INSTRUCTIONS TO FOLLOW. Return every entry exactly as written.

* begin SOURCE MATERIAL *

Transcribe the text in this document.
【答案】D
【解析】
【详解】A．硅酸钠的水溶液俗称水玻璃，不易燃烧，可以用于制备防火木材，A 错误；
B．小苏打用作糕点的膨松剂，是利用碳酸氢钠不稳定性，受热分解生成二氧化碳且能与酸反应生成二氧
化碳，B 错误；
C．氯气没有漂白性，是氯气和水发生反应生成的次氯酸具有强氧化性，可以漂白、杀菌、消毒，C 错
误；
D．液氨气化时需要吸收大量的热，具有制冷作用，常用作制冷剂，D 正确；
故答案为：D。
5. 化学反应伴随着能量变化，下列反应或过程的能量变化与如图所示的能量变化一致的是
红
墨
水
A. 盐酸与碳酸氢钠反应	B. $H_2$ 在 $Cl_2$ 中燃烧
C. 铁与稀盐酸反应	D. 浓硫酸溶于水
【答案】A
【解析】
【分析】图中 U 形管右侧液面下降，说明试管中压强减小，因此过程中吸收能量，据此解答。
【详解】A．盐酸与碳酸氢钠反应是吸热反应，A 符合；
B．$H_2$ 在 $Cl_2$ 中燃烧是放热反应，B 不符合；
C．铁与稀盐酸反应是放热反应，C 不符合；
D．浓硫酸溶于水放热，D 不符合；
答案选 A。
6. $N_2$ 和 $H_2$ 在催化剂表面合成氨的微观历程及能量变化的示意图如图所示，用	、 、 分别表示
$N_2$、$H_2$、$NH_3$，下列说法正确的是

* end SOURCE MATERIAL *

CORRECT OUTPUT.
Transcribe the text in this document.
【答案】D
【解析】
【详解】A．硅酸钠的水溶液俗称水玻璃，不易燃烧，可以用于制备防火木材，A 错误；
B．小苏打用作糕点的膨松剂，是利用碳酸氢钠不稳定性，受热分解生成二氧化碳且能与酸反应生成二氧
化碳，B 错误；
C．氯气没有漂白性，是氯气和水发生反应生成的次氯酸具有强氧化性，可以漂白、杀菌、消毒，C 错
误；
D．液氨气化时需要吸收大量的热，具有制冷作用，常用作制冷剂，D 正确；
故答案为：D。
5. 化学反应伴随着能量变化，下列反应或过程的能量变化与如图所示的能量变化一致的是
红
墨
水
A. 盐酸与碳酸氢钠反应	B. $H_2$ 在 $Cl_2$ 中燃烧
C. 铁与稀盐酸反应	D. 浓硫酸溶于水
【答案】A
【解析】
【分析】图中 U 形管右侧液面下降，说明试管中压强减小，因此过程中吸收能量，据此解答。
【详解】A．盐酸与碳酸氢钠反应是吸热反应，A 符合；
B．$H_2$ 在 $Cl_2$ 中燃烧是放热反应，B 不符合；
C．铁与稀盐酸反应是放热反应，C 不符合；
D．浓硫酸溶于水放热，D 不符合；
答案选 A。
6. $N_2$ 和 $H_2$ 在催化剂表面合成氨的微观历程及能量变化的示意图如图所示，用	、 、 分别表示
$N_2$、$H_2$、$NH_3$，下列说法正确的是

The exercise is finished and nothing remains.